EXERCISE PROMPT
From the records below, give the number of lines that contain the string "title", without any other text.

EXCERPTED DATA
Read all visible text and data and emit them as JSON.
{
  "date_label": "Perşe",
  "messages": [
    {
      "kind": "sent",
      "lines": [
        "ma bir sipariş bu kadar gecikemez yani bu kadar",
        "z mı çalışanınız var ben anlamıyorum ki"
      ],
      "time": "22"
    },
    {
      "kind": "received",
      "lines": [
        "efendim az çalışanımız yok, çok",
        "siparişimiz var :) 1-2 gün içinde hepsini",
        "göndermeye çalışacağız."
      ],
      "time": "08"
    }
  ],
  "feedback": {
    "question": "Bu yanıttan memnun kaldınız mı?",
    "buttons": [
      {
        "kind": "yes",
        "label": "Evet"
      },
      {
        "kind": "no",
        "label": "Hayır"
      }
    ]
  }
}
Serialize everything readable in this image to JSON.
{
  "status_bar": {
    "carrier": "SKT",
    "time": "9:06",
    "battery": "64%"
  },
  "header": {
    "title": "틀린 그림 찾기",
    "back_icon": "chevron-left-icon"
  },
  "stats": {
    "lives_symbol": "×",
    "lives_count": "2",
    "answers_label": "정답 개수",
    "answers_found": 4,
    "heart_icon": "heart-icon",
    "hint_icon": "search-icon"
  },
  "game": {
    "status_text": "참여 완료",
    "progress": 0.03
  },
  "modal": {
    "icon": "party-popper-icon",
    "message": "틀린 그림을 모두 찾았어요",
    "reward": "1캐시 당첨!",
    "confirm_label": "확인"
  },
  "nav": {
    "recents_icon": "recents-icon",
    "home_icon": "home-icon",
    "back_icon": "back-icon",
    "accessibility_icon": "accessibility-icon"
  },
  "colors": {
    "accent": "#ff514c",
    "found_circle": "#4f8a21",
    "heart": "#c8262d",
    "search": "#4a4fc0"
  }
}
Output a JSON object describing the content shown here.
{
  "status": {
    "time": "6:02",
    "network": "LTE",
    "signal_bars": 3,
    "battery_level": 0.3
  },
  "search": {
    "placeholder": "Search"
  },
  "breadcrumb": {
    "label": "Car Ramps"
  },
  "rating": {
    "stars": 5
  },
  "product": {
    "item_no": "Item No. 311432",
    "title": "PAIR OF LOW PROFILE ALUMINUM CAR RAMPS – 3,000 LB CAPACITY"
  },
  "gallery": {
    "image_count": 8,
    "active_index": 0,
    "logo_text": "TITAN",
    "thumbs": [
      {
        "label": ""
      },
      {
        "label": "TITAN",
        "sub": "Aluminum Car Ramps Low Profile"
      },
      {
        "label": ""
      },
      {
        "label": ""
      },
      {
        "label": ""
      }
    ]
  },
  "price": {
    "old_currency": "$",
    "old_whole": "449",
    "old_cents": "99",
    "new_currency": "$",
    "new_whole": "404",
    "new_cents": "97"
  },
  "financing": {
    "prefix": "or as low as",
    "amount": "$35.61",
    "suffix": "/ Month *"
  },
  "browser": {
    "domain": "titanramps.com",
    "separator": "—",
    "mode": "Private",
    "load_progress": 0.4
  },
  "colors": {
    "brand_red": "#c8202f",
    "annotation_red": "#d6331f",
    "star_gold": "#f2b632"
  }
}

RESULT OF THIS EXERCISE
2